## [Work instructions]
Copy the records below exactly as they appear.

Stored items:
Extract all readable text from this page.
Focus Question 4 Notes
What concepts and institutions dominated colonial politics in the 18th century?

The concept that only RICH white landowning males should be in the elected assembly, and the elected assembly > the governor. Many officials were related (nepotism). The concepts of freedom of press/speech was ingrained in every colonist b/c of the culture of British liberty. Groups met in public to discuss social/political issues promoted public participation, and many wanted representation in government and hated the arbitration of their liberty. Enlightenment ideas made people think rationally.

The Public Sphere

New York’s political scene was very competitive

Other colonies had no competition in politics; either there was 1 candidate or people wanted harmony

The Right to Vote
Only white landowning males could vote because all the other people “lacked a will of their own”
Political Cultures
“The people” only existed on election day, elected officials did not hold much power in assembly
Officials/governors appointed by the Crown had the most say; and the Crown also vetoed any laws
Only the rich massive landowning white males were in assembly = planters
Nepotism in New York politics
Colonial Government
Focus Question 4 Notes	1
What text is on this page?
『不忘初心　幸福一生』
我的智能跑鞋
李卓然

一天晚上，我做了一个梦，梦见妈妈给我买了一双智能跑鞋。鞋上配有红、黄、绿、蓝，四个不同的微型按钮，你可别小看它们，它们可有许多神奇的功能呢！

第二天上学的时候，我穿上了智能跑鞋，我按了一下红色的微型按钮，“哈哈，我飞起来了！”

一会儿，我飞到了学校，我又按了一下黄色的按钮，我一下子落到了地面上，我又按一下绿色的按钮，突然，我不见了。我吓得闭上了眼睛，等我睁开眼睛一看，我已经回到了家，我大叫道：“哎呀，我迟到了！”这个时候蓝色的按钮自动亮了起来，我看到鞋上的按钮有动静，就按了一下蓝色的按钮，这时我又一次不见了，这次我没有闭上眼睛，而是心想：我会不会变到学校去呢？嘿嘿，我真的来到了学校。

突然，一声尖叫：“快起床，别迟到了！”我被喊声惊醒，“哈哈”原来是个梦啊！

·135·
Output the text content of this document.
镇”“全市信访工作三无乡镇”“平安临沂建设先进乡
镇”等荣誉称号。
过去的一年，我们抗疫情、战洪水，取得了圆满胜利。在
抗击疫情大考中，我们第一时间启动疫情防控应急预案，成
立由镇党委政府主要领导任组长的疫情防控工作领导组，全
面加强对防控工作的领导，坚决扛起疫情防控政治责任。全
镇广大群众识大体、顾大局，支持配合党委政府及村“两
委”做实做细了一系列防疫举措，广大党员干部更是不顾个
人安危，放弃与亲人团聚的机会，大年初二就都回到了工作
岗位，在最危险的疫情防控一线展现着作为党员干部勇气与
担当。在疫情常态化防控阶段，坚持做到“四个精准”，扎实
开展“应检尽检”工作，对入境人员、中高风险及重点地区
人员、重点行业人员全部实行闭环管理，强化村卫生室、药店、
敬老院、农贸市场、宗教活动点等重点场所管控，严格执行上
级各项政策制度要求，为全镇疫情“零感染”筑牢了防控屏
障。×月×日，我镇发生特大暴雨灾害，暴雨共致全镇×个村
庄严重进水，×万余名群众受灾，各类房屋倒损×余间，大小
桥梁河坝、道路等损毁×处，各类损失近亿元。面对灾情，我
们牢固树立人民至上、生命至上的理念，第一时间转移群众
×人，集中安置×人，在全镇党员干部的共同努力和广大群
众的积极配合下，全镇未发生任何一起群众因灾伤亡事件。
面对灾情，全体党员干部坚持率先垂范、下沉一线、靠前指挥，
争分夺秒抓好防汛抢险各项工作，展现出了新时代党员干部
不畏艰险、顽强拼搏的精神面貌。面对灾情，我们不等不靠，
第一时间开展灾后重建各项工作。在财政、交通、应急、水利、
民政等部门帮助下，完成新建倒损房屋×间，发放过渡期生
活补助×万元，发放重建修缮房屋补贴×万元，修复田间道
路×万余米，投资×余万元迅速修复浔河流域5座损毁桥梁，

## [Solution]
Extract all readable text from this page.
Focus Question 4 Notes
What concepts and institutions dominated colonial politics in the 18th century?

The concept that only RICH white landowning males should be in the elected assembly, and the elected assembly > the governor. Many officials were related (nepotism). The concepts of freedom of press/speech was ingrained in every colonist b/c of the culture of British liberty. Groups met in public to discuss social/political issues promoted public participation, and many wanted representation in government and hated the arbitration of their liberty. Enlightenment ideas made people think rationally.

The Public Sphere

New York’s political scene was very competitive

Other colonies had no competition in politics; either there was 1 candidate or people wanted harmony

The Right to Vote
Only white landowning males could vote because all the other people “lacked a will of their own”
Political Cultures
“The people” only existed on election day, elected officials did not hold much power in assembly
Officials/governors appointed by the Crown had the most say; and the Crown also vetoed any laws
Only the rich massive landowning white males were in assembly = planters
Nepotism in New York politics
Colonial Government
Focus Question 4 Notes	1
What text is on this page?
『不忘初心　幸福一生』
我的智能跑鞋
李卓然

一天晚上，我做了一个梦，梦见妈妈给我买了一双智能跑鞋。鞋上配有红、黄、绿、蓝，四个不同的微型按钮，你可别小看它们，它们可有许多神奇的功能呢！

第二天上学的时候，我穿上了智能跑鞋，我按了一下红色的微型按钮，“哈哈，我飞起来了！”

一会儿，我飞到了学校，我又按了一下黄色的按钮，我一下子落到了地面上，我又按一下绿色的按钮，突然，我不见了。我吓得闭上了眼睛，等我睁开眼睛一看，我已经回到了家，我大叫道：“哎呀，我迟到了！”这个时候蓝色的按钮自动亮了起来，我看到鞋上的按钮有动静，就按了一下蓝色的按钮，这时我又一次不见了，这次我没有闭上眼睛，而是心想：我会不会变到学校去呢？嘿嘿，我真的来到了学校。

突然，一声尖叫：“快起床，别迟到了！”我被喊声惊醒，“哈哈”原来是个梦啊！

·135·
Output the text content of this document.
镇”“全市信访工作三无乡镇”“平安临沂建设先进乡
镇”等荣誉称号。
过去的一年，我们抗疫情、战洪水，取得了圆满胜利。在
抗击疫情大考中，我们第一时间启动疫情防控应急预案，成
立由镇党委政府主要领导任组长的疫情防控工作领导组，全
面加强对防控工作的领导，坚决扛起疫情防控政治责任。全
镇广大群众识大体、顾大局，支持配合党委政府及村“两
委”做实做细了一系列防疫举措，广大党员干部更是不顾个
人安危，放弃与亲人团聚的机会，大年初二就都回到了工作
岗位，在最危险的疫情防控一线展现着作为党员干部勇气与
担当。在疫情常态化防控阶段，坚持做到“四个精准”，扎实
开展“应检尽检”工作，对入境人员、中高风险及重点地区
人员、重点行业人员全部实行闭环管理，强化村卫生室、药店、
敬老院、农贸市场、宗教活动点等重点场所管控，严格执行上
级各项政策制度要求，为全镇疫情“零感染”筑牢了防控屏
障。×月×日，我镇发生特大暴雨灾害，暴雨共致全镇×个村
庄严重进水，×万余名群众受灾，各类房屋倒损×余间，大小
桥梁河坝、道路等损毁×处，各类损失近亿元。面对灾情，我
们牢固树立人民至上、生命至上的理念，第一时间转移群众
×人，集中安置×人，在全镇党员干部的共同努力和广大群
众的积极配合下，全镇未发生任何一起群众因灾伤亡事件。
面对灾情，全体党员干部坚持率先垂范、下沉一线、靠前指挥，
争分夺秒抓好防汛抢险各项工作，展现出了新时代党员干部
不畏艰险、顽强拼搏的精神面貌。面对灾情，我们不等不靠，
第一时间开展灾后重建各项工作。在财政、交通、应急、水利、
民政等部门帮助下，完成新建倒损房屋×间，发放过渡期生
活补助×万元，发放重建修缮房屋补贴×万元，修复田间道
路×万余米，投资×余万元迅速修复浔河流域5座损毁桥梁，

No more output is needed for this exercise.